What this task involves ▸ Convert everything from the line containing "List UI elements" to the line containing "line-y-tick: -1 xyxy=(34,458,60,471)", both included, into a Markdown table with two columns, No. and Entry, numbering each line in order and omitting blank lines.

-- START OF Data for this exercise --

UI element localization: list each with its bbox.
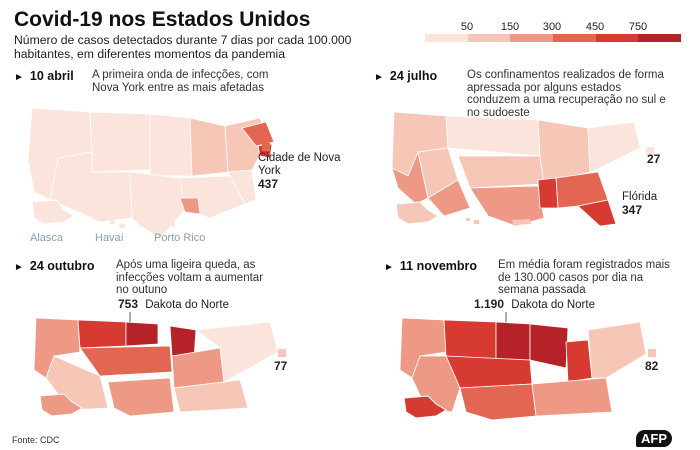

-- END OF Data for this exercise --
-- START OF Data for this exercise --

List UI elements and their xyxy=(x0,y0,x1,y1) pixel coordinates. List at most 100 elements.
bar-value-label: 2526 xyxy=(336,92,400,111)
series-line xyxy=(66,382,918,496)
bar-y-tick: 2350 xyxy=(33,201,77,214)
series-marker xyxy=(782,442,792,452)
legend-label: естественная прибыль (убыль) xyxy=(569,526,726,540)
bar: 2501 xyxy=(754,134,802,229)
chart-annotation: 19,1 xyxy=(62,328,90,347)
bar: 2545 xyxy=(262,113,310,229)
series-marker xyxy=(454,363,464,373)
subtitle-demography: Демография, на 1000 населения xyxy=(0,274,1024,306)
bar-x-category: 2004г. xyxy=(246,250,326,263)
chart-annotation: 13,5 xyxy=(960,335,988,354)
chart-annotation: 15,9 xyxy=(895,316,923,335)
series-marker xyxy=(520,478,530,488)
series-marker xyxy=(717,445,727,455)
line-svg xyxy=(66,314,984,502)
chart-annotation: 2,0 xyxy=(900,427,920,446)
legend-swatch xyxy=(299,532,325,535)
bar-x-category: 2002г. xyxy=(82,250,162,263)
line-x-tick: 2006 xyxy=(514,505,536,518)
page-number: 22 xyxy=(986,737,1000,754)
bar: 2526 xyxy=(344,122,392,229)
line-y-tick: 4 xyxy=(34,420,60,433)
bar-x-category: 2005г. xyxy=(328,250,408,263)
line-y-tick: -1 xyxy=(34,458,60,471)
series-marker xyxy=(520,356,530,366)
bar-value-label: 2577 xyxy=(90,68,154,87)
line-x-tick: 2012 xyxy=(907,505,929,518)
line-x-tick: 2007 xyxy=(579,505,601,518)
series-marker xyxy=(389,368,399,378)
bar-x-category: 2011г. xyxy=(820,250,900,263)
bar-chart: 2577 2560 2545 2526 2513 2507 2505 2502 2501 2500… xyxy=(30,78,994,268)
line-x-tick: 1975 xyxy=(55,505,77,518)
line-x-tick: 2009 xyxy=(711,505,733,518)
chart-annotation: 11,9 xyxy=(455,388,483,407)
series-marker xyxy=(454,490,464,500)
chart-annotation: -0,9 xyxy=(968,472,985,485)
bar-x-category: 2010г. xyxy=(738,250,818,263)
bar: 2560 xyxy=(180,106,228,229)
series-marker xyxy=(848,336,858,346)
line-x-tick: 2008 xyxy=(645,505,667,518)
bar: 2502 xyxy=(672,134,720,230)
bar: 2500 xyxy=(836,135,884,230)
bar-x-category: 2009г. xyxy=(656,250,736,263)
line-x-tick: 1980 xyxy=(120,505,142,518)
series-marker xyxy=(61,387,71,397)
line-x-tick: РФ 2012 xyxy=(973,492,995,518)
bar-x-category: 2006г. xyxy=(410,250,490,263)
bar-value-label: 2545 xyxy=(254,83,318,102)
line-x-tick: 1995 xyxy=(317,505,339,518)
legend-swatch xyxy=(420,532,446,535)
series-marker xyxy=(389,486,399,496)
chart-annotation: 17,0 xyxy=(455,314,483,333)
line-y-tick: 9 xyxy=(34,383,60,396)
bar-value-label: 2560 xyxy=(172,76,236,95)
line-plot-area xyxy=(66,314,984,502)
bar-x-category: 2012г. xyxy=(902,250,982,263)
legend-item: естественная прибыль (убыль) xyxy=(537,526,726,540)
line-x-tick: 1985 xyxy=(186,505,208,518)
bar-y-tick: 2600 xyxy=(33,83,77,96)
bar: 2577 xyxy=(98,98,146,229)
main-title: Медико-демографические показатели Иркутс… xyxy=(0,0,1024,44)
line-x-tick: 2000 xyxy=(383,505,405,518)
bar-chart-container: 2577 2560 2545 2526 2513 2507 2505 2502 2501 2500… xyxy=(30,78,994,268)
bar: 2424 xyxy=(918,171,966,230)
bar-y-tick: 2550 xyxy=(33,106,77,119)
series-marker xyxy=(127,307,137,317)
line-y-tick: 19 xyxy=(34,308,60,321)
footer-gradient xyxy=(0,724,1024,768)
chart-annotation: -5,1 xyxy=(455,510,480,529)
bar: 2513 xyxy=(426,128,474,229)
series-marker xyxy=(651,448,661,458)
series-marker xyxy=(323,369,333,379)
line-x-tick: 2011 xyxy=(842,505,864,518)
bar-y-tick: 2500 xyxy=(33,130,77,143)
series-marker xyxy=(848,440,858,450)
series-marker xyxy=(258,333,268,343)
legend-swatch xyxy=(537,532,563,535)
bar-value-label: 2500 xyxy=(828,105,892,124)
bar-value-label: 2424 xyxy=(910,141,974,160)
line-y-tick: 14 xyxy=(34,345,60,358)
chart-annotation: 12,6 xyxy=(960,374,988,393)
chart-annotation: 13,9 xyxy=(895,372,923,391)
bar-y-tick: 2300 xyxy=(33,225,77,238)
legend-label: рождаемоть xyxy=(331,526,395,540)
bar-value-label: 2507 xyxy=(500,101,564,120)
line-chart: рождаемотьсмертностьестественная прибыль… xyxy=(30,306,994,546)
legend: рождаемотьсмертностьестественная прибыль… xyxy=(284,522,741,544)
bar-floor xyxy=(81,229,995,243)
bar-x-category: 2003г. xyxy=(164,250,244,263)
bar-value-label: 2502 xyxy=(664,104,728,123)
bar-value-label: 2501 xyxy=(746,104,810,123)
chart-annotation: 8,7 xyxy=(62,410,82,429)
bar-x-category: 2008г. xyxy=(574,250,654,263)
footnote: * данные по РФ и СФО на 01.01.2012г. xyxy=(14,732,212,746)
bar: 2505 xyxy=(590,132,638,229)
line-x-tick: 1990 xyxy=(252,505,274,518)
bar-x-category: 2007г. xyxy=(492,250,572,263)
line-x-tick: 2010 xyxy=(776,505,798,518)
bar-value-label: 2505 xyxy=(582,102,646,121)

-- END OF Data for this exercise --

Exercise output ▸
| No. | Entry |
|---|---|
| 1 | List UI elements and their xyxy=(x0,y0,x1,y1) pixel coordinates. List at most 100 elements. |
| 2 | bar-value-label: 2526 xyxy=(336,92,400,111) |
| 3 | series-line xyxy=(66,382,918,496) |
| 4 | bar-y-tick: 2350 xyxy=(33,201,77,214) |
| 5 | series-marker xyxy=(782,442,792,452) |
| 6 | legend-label: естественная прибыль (убыль) xyxy=(569,526,726,540) |
| 7 | bar: 2501 xyxy=(754,134,802,229) |
| 8 | chart-annotation: 19,1 xyxy=(62,328,90,347) |
| 9 | bar: 2545 xyxy=(262,113,310,229) |
| 10 | series-marker xyxy=(454,363,464,373) |
| 11 | subtitle-demography: Демография, на 1000 населения xyxy=(0,274,1024,306) |
| 12 | bar-x-category: 2004г. xyxy=(246,250,326,263) |
| 13 | chart-annotation: 13,5 xyxy=(960,335,988,354) |
| 14 | chart-annotation: 15,9 xyxy=(895,316,923,335) |
| 15 | series-marker xyxy=(520,478,530,488) |
| 16 | series-marker xyxy=(717,445,727,455) |
| 17 | line-svg xyxy=(66,314,984,502) |
| 18 | chart-annotation: 2,0 xyxy=(900,427,920,446) |
| 19 | legend-swatch xyxy=(299,532,325,535) |
| 20 | bar-x-category: 2002г. xyxy=(82,250,162,263) |
| 21 | line-x-tick: 2006 xyxy=(514,505,536,518) |
| 22 | page-number: 22 xyxy=(986,737,1000,754) |
| 23 | bar: 2526 xyxy=(344,122,392,229) |
| 24 | line-y-tick: 4 xyxy=(34,420,60,433) |
| 25 | bar-x-category: 2005г. xyxy=(328,250,408,263) |
| 26 | line-y-tick: -1 xyxy=(34,458,60,471) |